TRECHO:
= = = = = = =

Aguardo ansiosamente uma resposta de vocês e desde já agradeço e parabenizo pelo trabalho!

Um grande abraço,

Vívian Machado”

Demorou um pouco até conseguirmos pegá-la, pois era arredia e medrosa. Ela não sabia o que era amor, carinho e ter um lar… Foram muitas tentativas frustradas, espalhei meu telefone por toda a rua, sim, porque ela ficava não só no estacionamento do trabalho, mas correndo pela rua… Um perigo.

Em uma das tentativas, numa sexta-feira à noite, um carro acelerou de propósito quando ela atravessou a estrada… Foi horrível! Tive pesadelos terríveis. Foi então que no sábado, à tarde (aniversário da Luna – a irmãzinha da vida) ganhamos o nosso maior presente: uma senhora, catadora de papel, entrou em contato conosco dizendo que havia conseguido pegá-la para gente. Corremos para o local e sem hesitar, com ela no carro, fomos direto para a Cão Viver, onde fomos recebidos com festa pelas tias Mariza, Denise, Naira e também pela Tati.

Foi duro me separar dela (ainda que por alguns poucos dias), mas na segunda-feira lá estávamos nós, para conversar com a Tia Priscila, que cuidaria do nosso “presentinho”. A partir daí, foi aquela torcida pelo resultado dos exames. Que fique claro: ficaríamos com ela de QUALQUER JEITO, tendo a doença que tivesse, em nossa mente não existia a possibilidade de nos separarmos mais.

Creio que o pensamento foi tão positivo que o resultado do exame mais temido deu NEGATIVO para leishmaniose. Era quase um milagre!

= = = = = = =

REQUISITOS DA TAREFA: Reproduza do trecho a parte que começa com as palavras que contêm "Foi duro me" e termina com "quase um milagre!". Copie cada palavra sem alterar nada.

= = = = = = =

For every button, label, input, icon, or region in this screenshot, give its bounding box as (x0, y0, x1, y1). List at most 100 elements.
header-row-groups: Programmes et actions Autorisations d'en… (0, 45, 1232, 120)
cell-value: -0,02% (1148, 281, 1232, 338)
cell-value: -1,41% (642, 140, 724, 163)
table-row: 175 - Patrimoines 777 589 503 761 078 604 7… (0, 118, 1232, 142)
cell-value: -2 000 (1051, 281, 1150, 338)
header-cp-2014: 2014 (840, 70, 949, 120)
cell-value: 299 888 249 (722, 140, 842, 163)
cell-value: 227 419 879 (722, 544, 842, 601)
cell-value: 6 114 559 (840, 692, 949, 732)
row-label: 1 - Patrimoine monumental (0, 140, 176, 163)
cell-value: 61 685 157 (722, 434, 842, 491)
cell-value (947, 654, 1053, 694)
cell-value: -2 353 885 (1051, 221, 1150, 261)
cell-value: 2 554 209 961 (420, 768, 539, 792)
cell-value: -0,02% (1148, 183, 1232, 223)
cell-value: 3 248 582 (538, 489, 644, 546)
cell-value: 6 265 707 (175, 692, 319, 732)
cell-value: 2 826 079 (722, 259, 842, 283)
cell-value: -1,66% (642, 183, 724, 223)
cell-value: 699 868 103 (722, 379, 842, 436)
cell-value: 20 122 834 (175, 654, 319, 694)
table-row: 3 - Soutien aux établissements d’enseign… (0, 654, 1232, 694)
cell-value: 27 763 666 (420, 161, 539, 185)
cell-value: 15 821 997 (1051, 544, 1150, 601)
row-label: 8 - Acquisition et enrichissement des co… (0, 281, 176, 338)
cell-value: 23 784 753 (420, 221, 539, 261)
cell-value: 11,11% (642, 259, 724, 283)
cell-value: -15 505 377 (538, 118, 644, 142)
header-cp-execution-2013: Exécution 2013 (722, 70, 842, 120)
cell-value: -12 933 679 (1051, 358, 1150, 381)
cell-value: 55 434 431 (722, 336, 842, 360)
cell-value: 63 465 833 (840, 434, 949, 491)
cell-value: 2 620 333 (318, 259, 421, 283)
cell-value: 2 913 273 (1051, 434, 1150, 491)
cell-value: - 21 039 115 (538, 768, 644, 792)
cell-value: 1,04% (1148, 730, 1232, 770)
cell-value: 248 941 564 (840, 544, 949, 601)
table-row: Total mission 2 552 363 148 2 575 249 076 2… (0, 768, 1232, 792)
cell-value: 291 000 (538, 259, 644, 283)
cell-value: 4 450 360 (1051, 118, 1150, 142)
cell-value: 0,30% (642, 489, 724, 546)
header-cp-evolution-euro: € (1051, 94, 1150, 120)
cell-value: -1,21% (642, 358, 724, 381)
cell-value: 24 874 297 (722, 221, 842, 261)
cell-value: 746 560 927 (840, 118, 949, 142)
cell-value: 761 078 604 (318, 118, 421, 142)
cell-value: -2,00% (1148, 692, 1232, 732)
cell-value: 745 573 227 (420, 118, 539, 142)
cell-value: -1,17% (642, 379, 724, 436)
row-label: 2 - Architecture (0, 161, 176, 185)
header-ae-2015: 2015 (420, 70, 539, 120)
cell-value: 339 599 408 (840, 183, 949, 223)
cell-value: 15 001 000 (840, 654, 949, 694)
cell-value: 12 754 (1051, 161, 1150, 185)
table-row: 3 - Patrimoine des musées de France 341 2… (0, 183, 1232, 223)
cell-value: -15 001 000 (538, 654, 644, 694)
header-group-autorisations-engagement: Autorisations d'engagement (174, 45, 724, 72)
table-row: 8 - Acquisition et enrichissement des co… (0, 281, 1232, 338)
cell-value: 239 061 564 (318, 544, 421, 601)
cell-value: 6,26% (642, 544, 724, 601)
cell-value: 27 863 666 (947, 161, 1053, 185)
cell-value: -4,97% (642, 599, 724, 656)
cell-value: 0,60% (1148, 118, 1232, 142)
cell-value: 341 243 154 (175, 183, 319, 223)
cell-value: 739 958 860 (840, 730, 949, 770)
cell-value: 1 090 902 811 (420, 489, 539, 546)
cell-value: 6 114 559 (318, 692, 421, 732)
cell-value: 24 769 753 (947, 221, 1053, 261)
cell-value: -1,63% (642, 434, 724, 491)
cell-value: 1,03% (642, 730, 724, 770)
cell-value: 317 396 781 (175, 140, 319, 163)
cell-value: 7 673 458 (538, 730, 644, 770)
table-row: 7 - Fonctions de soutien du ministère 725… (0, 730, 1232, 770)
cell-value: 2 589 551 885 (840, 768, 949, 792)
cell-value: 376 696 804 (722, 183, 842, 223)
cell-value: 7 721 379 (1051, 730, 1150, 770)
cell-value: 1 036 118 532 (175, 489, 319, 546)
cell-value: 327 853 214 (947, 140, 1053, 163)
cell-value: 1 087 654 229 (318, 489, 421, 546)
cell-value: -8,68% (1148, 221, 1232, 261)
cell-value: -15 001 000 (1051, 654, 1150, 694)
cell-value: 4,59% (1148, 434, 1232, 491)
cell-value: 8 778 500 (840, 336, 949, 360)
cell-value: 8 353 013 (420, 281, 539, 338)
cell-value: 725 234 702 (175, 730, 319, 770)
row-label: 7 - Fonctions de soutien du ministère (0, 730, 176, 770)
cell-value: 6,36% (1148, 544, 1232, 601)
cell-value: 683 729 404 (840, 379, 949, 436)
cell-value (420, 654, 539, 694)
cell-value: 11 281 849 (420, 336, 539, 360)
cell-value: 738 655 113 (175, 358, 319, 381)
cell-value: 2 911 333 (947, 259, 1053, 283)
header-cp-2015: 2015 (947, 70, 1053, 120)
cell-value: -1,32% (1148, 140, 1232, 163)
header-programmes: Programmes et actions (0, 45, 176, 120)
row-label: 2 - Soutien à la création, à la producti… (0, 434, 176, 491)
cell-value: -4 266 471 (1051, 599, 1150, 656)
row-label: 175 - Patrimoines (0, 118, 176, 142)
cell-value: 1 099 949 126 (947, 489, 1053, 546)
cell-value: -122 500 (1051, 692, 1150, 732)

= = = = = = =

RESPOSTA A SEGUIR:
Foi duro me separar dela (ainda que por alguns poucos dias), mas na segunda-feira lá estávamos nós, para conversar com a Tia Priscila, que cuidaria do nosso “presentinho”. A partir daí, foi aquela torcida pelo resultado dos exames. Que fique claro: ficaríamos com ela de QUALQUER JEITO, tendo a doença que tivesse, em nossa mente não existia a possibilidade de nos separarmos mais.

Creio que o pensamento foi tão positivo que o resultado do exame mais temido deu NEGATIVO para leishmaniose. Era quase um milagre!